───── THE RECORDS

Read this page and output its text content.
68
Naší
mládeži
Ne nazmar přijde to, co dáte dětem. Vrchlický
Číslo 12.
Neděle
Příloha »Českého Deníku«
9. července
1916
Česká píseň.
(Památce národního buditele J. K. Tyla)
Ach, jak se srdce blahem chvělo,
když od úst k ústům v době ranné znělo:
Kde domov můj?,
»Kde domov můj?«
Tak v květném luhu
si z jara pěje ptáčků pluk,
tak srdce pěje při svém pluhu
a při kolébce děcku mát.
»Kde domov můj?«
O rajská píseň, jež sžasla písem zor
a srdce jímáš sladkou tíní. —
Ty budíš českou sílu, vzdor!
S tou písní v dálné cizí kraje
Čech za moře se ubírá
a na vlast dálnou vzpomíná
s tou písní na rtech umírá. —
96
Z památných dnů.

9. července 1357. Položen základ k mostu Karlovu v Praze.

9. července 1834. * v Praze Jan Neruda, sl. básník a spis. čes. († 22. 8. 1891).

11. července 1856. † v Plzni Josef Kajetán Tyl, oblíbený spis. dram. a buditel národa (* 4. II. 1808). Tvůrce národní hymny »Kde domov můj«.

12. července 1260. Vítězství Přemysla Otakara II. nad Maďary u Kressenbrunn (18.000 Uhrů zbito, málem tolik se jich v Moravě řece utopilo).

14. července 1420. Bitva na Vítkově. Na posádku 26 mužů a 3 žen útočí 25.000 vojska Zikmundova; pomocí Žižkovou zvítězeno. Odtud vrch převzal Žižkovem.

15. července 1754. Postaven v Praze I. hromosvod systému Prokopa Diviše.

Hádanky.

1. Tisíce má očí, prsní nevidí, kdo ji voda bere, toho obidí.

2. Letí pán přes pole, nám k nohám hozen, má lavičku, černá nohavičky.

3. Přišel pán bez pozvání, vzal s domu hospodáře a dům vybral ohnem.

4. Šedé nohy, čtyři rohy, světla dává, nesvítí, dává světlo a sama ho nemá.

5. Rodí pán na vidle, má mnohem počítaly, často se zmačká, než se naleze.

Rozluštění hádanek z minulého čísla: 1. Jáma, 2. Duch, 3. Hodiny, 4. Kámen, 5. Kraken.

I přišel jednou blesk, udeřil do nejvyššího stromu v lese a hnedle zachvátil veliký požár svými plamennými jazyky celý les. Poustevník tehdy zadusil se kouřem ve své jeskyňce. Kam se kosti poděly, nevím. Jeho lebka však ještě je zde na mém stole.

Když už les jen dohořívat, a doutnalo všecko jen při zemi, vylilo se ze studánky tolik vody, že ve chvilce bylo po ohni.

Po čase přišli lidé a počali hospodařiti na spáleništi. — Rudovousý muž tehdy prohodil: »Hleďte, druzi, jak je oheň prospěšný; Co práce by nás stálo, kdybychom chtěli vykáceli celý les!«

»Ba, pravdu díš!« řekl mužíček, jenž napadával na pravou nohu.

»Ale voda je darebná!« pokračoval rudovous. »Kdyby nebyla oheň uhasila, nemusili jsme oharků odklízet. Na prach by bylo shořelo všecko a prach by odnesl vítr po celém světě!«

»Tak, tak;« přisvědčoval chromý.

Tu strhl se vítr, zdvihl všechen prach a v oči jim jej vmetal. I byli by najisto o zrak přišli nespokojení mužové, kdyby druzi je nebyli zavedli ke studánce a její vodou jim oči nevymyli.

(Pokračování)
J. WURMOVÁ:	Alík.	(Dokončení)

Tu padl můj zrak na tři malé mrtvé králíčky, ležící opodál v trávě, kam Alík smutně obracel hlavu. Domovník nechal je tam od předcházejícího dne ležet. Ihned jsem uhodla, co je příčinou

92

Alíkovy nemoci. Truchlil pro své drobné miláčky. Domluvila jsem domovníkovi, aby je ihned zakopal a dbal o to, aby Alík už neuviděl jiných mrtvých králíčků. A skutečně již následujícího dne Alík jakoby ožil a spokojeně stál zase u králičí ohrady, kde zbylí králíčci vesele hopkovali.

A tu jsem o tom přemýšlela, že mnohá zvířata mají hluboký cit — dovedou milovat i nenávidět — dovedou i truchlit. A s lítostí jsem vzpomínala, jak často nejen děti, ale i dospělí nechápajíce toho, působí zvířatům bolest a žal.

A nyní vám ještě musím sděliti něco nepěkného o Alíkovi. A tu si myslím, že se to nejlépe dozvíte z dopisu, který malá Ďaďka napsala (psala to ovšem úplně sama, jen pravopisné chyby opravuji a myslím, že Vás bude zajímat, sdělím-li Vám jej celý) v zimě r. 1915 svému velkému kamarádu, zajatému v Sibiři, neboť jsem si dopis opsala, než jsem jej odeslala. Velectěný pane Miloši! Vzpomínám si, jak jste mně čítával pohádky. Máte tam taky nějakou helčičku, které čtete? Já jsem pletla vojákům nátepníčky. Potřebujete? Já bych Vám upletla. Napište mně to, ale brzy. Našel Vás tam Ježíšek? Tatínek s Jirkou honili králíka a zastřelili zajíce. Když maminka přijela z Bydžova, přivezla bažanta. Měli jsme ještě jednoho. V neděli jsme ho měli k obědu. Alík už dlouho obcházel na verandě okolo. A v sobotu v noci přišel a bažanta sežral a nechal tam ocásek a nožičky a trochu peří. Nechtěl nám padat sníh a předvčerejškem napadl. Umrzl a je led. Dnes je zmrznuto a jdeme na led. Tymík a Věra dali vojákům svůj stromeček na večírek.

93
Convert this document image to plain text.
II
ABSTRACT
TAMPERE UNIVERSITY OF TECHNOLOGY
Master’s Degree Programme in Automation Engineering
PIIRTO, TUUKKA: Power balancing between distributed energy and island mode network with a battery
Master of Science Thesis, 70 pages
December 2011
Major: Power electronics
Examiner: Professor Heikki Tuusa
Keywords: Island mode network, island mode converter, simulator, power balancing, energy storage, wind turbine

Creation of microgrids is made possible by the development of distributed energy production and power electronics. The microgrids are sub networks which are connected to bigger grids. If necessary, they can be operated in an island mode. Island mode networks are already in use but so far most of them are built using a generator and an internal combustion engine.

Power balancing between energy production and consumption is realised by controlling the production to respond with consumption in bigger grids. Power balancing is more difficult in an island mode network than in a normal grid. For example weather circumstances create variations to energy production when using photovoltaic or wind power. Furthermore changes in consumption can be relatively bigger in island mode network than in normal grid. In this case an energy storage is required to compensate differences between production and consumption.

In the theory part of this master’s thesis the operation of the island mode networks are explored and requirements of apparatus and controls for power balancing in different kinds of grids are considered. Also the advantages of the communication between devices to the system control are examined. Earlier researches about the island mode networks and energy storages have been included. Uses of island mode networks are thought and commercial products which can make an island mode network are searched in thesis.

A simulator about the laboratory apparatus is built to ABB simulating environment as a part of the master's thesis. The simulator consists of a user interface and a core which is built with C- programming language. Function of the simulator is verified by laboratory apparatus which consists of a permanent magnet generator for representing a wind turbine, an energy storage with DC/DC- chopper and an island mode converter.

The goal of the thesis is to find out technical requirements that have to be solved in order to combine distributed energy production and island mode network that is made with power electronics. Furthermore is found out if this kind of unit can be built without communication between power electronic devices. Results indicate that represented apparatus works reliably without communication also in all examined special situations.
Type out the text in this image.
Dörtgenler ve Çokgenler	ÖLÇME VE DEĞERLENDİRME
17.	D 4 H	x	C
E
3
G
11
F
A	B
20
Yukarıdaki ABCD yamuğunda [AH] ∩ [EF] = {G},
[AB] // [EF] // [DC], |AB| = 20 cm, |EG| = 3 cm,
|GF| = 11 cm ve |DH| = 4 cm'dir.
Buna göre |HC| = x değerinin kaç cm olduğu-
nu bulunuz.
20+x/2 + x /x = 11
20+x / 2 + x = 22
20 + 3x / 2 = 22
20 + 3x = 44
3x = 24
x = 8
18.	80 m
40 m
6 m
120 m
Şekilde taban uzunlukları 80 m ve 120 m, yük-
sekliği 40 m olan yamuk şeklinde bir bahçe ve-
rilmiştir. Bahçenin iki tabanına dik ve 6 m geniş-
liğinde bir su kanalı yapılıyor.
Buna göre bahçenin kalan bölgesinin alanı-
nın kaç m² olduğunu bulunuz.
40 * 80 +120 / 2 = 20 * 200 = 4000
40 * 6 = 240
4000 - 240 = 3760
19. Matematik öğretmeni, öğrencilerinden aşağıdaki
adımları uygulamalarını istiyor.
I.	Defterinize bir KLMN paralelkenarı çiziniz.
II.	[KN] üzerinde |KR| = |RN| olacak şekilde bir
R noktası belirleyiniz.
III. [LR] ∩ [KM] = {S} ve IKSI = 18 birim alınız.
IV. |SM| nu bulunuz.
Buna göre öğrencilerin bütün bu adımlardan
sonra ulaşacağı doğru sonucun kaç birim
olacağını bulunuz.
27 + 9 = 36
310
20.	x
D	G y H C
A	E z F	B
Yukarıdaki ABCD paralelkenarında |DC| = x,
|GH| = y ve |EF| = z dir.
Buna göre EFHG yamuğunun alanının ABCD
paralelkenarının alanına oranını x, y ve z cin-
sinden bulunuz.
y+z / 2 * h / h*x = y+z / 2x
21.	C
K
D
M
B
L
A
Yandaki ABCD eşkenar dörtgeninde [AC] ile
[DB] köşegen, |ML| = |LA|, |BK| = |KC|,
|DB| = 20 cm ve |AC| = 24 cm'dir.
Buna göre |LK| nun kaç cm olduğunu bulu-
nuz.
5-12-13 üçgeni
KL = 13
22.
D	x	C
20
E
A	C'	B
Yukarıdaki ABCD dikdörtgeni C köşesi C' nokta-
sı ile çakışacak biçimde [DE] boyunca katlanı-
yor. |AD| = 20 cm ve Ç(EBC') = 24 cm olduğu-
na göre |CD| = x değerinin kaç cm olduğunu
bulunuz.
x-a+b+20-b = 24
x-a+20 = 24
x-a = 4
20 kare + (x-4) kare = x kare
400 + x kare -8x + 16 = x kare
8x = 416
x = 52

──────────

GIVEN REQUEST:
Collect each line above holding the string "bylo".

EXERCISE RESULT:
Když už les jen dohořívat, a doutnalo všecko jen při zemi, vylilo se ze studánky tolik vody, že ve chvilce bylo po ohni.
»Ale voda je darebná!« pokračoval rudovous. »Kdyby nebyla oheň uhasila, nemusili jsme oharků odklízet. Na prach by bylo shořelo všecko a prach by odnesl vítr po celém světě!«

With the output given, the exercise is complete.